__INSTRUCTIONS FOR THE TASK__. Reproduce the entries below in full, word for word.

━━ GIVEN DATA

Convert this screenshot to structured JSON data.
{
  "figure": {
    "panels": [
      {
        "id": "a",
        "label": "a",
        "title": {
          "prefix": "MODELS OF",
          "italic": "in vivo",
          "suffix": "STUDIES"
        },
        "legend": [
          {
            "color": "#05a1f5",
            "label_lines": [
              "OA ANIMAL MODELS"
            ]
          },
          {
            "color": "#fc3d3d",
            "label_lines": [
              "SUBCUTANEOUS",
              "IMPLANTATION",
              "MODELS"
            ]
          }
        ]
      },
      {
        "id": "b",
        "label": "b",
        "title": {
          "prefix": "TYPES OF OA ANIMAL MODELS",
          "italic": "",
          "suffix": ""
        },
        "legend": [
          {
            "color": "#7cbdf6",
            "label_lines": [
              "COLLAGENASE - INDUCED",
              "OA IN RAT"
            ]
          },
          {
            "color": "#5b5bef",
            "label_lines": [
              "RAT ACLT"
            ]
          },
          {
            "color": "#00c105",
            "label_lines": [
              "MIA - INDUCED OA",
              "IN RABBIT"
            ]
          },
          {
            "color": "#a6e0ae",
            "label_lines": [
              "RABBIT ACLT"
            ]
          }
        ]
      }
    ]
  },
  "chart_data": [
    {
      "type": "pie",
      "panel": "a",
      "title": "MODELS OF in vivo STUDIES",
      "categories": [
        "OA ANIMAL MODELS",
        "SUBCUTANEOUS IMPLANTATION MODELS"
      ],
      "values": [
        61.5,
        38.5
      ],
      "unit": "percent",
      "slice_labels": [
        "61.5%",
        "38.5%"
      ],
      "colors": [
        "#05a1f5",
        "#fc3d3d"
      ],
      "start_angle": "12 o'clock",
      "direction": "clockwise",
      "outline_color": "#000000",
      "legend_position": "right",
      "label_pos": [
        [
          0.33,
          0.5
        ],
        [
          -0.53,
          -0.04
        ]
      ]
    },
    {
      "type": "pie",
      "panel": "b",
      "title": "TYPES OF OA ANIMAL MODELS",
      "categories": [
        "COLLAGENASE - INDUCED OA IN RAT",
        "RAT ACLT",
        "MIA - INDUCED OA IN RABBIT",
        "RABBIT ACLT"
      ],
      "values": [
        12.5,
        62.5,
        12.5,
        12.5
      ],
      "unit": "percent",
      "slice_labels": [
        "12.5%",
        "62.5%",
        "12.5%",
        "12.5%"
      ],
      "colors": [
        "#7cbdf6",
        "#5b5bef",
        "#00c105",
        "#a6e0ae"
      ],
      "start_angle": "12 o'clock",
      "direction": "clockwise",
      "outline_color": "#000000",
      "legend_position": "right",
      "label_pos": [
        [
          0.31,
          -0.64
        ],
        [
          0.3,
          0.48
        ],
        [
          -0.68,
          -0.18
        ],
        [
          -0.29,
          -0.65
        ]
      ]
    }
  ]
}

━━━━

__THE COMPLETED TASK__.
Convert this screenshot to structured JSON data.
{
  "figure": {
    "panels": [
      {
        "id": "a",
        "label": "a",
        "title": {
          "prefix": "MODELS OF",
          "italic": "in vivo",
          "suffix": "STUDIES"
        },
        "legend": [
          {
            "color": "#05a1f5",
            "label_lines": [
              "OA ANIMAL MODELS"
            ]
          },
          {
            "color": "#fc3d3d",
            "label_lines": [
              "SUBCUTANEOUS",
              "IMPLANTATION",
              "MODELS"
            ]
          }
        ]
      },
      {
        "id": "b",
        "label": "b",
        "title": {
          "prefix": "TYPES OF OA ANIMAL MODELS",
          "italic": "",
          "suffix": ""
        },
        "legend": [
          {
            "color": "#7cbdf6",
            "label_lines": [
              "COLLAGENASE - INDUCED",
              "OA IN RAT"
            ]
          },
          {
            "color": "#5b5bef",
            "label_lines": [
              "RAT ACLT"
            ]
          },
          {
            "color": "#00c105",
            "label_lines": [
              "MIA - INDUCED OA",
              "IN RABBIT"
            ]
          },
          {
            "color": "#a6e0ae",
            "label_lines": [
              "RABBIT ACLT"
            ]
          }
        ]
      }
    ]
  },
  "chart_data": [
    {
      "type": "pie",
      "panel": "a",
      "title": "MODELS OF in vivo STUDIES",
      "categories": [
        "OA ANIMAL MODELS",
        "SUBCUTANEOUS IMPLANTATION MODELS"
      ],
      "values": [
        61.5,
        38.5
      ],
      "unit": "percent",
      "slice_labels": [
        "61.5%",
        "38.5%"
      ],
      "colors": [
        "#05a1f5",
        "#fc3d3d"
      ],
      "start_angle": "12 o'clock",
      "direction": "clockwise",
      "outline_color": "#000000",
      "legend_position": "right",
      "label_pos": [
        [
          0.33,
          0.5
        ],
        [
          -0.53,
          -0.04
        ]
      ]
    },
    {
      "type": "pie",
      "panel": "b",
      "title": "TYPES OF OA ANIMAL MODELS",
      "categories": [
        "COLLAGENASE - INDUCED OA IN RAT",
        "RAT ACLT",
        "MIA - INDUCED OA IN RABBIT",
        "RABBIT ACLT"
      ],
      "values": [
        12.5,
        62.5,
        12.5,
        12.5
      ],
      "unit": "percent",
      "slice_labels": [
        "12.5%",
        "62.5%",
        "12.5%",
        "12.5%"
      ],
      "colors": [
        "#7cbdf6",
        "#5b5bef",
        "#00c105",
        "#a6e0ae"
      ],
      "start_angle": "12 o'clock",
      "direction": "clockwise",
      "outline_color": "#000000",
      "legend_position": "right",
      "label_pos": [
        [
          0.31,
          -0.64
        ],
        [
          0.3,
          0.48
        ],
        [
          -0.68,
          -0.18
        ],
        [
          -0.29,
          -0.65
        ]
      ]
    }
  ]
}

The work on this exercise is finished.